Exercise input:

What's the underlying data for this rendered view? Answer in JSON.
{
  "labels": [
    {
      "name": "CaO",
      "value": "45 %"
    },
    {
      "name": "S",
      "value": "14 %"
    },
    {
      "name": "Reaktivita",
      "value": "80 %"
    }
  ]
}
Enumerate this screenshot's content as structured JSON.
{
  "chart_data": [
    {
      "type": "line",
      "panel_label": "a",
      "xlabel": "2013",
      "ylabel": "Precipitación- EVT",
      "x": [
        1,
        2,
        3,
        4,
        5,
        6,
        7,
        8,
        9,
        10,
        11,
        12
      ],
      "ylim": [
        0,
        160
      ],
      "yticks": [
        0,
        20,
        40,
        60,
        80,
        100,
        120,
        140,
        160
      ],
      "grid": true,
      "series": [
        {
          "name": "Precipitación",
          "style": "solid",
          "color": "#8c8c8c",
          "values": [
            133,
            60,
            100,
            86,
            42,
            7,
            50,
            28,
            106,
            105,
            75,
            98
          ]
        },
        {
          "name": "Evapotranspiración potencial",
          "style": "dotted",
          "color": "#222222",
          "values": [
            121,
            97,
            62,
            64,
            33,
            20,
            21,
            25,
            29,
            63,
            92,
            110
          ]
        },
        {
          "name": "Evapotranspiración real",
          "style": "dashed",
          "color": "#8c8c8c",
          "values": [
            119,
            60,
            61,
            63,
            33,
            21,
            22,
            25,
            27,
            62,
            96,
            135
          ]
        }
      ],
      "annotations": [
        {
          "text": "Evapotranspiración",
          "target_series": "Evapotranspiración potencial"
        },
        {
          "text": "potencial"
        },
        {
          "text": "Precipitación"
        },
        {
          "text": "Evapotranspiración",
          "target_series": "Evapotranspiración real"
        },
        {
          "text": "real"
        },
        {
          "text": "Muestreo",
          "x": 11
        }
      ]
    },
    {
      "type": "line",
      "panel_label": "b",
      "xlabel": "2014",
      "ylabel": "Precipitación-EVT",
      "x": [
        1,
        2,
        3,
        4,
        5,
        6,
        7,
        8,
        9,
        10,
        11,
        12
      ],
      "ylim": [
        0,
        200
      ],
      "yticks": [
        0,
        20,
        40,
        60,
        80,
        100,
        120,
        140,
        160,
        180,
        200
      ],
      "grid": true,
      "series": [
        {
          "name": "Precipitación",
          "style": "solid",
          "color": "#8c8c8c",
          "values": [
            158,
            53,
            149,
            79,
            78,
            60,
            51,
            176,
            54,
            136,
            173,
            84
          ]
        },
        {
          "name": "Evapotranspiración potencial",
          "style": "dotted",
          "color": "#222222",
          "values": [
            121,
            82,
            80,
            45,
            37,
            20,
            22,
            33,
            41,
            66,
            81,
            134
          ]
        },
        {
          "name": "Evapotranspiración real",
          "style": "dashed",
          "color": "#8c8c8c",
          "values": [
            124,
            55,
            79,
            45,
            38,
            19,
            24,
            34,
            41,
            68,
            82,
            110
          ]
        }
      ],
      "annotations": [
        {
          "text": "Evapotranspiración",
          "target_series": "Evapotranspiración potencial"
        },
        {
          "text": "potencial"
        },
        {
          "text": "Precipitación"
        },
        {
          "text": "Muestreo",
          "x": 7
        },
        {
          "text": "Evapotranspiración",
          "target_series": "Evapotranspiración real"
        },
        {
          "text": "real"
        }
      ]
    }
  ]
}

Written exercise: Look through the listing above and count the lines where the string "this" appears. Report the number only.

Correct output: 2